**WHAT IS REQUIRED**
In the entries that follow, count each line containing "text" and state the total, nothing more.

Stored dataset items:
-.-.-

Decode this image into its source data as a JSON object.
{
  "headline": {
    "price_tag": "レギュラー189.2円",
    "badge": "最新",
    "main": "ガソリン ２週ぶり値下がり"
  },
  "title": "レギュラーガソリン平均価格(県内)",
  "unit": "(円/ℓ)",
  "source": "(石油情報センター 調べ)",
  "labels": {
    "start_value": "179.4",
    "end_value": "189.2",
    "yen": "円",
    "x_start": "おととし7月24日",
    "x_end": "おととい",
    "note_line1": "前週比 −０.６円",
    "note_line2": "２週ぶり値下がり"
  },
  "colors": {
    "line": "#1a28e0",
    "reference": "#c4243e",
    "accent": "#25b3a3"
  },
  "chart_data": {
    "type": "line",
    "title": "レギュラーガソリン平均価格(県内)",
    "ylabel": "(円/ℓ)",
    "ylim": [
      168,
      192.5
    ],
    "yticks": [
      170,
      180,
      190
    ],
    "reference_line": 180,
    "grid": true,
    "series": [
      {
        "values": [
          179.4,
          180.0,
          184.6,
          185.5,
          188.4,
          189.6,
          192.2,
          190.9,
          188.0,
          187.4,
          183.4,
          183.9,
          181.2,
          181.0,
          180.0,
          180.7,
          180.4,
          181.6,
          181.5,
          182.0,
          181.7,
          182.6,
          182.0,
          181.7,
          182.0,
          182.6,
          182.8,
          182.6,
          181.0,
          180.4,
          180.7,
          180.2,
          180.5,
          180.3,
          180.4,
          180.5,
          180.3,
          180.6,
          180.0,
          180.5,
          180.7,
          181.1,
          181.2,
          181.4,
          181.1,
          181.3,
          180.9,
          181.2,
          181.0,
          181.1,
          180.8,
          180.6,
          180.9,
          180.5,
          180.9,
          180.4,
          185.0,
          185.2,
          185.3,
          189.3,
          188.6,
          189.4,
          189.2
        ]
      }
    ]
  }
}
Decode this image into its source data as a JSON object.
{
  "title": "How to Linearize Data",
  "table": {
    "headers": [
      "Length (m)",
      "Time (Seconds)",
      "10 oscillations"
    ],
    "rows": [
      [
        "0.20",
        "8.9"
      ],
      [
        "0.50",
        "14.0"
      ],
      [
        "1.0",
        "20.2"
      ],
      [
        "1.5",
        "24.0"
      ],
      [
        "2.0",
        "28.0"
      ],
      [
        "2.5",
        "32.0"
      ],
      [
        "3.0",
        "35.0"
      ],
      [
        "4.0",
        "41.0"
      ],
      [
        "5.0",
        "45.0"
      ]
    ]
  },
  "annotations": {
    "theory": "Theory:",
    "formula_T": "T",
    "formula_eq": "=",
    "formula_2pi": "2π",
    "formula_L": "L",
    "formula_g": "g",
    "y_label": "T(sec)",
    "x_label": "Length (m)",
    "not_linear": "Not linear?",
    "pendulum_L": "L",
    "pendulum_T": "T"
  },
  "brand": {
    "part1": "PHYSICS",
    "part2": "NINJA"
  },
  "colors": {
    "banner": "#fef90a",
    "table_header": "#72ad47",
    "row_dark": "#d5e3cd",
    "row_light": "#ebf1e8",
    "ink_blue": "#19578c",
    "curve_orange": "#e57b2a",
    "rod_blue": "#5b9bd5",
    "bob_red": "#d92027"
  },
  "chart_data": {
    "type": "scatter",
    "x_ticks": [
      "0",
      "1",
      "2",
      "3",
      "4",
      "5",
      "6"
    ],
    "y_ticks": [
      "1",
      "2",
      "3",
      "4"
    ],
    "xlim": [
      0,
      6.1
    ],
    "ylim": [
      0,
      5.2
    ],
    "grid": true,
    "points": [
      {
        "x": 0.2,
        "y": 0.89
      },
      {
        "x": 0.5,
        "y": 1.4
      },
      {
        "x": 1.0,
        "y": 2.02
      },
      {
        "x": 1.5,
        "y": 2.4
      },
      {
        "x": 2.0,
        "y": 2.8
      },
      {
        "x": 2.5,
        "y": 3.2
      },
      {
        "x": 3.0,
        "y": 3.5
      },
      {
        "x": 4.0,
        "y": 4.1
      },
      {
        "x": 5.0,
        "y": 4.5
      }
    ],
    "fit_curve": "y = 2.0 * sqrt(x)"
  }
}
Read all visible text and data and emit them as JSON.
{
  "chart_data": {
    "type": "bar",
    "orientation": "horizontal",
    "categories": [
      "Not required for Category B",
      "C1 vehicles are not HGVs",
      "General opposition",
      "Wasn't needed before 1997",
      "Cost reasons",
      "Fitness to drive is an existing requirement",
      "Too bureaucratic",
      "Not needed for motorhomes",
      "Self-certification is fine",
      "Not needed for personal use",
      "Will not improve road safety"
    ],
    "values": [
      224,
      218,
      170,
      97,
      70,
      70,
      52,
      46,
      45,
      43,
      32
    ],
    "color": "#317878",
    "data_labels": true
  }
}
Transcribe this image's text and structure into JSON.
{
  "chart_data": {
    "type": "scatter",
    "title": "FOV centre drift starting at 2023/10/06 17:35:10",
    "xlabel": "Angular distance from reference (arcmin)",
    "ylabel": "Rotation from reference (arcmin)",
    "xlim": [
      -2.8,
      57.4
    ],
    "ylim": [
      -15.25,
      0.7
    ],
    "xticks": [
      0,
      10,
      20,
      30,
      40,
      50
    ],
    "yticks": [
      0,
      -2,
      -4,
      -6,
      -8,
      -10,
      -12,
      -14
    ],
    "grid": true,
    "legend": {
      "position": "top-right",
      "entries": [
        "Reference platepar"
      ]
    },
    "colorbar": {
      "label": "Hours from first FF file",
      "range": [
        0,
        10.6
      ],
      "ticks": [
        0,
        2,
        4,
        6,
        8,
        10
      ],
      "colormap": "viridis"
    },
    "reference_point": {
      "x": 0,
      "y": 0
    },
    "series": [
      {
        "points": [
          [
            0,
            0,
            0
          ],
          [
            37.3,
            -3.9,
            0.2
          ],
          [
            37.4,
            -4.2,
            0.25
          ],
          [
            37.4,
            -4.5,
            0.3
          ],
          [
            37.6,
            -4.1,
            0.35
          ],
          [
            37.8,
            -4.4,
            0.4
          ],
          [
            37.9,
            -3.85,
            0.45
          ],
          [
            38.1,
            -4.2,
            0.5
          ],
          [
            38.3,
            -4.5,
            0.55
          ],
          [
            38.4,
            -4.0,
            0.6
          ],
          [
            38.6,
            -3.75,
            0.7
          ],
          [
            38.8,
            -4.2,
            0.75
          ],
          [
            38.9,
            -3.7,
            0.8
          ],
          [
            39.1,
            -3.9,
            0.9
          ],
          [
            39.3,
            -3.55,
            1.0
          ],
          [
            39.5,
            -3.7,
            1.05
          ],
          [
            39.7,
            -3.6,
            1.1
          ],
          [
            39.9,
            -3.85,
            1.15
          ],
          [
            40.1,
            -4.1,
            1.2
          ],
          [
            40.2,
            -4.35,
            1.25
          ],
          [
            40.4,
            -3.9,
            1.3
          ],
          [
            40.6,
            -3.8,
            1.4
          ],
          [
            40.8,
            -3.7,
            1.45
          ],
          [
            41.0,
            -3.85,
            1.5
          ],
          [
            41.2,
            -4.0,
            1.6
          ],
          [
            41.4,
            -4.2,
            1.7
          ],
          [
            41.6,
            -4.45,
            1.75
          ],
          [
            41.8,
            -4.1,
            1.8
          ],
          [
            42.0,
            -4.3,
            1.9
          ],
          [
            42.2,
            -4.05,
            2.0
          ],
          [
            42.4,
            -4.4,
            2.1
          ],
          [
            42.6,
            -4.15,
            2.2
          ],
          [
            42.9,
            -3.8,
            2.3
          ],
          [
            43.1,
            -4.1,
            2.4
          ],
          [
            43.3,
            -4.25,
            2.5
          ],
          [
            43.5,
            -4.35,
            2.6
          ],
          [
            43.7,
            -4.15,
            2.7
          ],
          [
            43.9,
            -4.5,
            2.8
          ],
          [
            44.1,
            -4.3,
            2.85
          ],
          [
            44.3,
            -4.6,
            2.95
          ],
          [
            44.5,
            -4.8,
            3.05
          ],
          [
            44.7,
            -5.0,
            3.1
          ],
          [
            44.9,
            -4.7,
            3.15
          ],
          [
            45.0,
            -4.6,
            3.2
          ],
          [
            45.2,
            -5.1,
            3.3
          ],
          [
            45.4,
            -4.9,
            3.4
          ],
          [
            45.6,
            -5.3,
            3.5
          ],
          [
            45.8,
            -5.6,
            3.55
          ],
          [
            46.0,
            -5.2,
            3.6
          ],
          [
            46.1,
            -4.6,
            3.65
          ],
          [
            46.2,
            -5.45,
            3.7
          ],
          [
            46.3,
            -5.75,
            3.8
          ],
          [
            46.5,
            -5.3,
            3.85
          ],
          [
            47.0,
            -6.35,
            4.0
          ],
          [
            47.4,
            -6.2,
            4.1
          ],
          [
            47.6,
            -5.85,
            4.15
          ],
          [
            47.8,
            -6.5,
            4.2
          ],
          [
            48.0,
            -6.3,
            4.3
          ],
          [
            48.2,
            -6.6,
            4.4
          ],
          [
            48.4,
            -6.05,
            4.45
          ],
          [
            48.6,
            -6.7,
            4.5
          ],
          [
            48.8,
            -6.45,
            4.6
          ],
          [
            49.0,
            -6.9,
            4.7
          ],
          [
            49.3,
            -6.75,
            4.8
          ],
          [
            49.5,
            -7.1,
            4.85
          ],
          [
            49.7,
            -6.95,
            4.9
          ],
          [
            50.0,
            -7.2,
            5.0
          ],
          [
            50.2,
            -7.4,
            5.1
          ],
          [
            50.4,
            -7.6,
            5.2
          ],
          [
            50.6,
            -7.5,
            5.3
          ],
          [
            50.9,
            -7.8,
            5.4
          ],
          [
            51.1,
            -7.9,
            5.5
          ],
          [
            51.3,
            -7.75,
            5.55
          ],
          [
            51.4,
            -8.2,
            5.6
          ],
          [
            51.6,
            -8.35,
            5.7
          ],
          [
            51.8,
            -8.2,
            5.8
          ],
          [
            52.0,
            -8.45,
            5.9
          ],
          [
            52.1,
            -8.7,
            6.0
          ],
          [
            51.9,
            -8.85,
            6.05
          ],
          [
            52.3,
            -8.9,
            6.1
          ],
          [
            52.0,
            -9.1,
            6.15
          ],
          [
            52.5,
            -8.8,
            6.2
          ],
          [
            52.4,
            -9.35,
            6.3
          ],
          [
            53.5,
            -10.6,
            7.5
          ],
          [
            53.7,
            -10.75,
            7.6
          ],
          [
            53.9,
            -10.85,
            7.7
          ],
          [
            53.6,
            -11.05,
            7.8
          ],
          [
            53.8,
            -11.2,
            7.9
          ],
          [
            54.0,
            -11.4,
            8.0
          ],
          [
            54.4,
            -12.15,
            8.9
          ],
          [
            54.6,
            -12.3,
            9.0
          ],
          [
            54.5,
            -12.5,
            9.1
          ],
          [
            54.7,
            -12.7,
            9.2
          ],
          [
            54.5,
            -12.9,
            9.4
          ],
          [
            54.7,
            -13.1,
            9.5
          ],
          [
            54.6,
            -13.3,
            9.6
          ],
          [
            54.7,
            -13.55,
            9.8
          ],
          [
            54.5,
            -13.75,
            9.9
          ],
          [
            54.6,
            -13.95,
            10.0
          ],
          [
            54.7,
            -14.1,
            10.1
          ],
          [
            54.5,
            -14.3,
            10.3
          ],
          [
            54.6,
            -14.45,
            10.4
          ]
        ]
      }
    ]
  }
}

-.-.-

**SOLUTION**
2